[START ROWS]

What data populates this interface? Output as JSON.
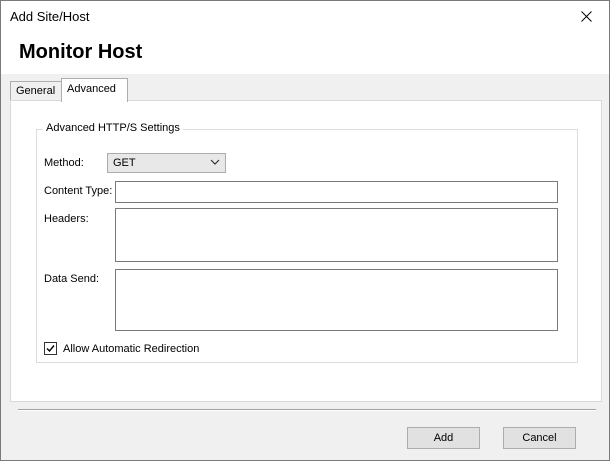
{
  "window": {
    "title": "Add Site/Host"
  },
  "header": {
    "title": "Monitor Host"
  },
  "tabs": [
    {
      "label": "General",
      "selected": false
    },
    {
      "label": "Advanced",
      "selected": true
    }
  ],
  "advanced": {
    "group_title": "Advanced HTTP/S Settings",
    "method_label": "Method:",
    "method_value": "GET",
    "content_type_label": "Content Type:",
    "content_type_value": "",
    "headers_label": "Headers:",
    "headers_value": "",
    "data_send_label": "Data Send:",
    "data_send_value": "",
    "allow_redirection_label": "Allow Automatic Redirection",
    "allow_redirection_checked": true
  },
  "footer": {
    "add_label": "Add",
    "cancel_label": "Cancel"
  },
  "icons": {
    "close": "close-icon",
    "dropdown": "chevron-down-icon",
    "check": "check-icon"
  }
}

[END ROWS]

Go through the data above and transcribe it in full, omitting any image.

● RESULT OF THIS EXERCISE:
What data populates this interface? Output as JSON.
{
  "window": {
    "title": "Add Site/Host"
  },
  "header": {
    "title": "Monitor Host"
  },
  "tabs": [
    {
      "label": "General",
      "selected": false
    },
    {
      "label": "Advanced",
      "selected": true
    }
  ],
  "advanced": {
    "group_title": "Advanced HTTP/S Settings",
    "method_label": "Method:",
    "method_value": "GET",
    "content_type_label": "Content Type:",
    "content_type_value": "",
    "headers_label": "Headers:",
    "headers_value": "",
    "data_send_label": "Data Send:",
    "data_send_value": "",
    "allow_redirection_label": "Allow Automatic Redirection",
    "allow_redirection_checked": true
  },
  "footer": {
    "add_label": "Add",
    "cancel_label": "Cancel"
  },
  "icons": {
    "close": "close-icon",
    "dropdown": "chevron-down-icon",
    "check": "check-icon"
  }
}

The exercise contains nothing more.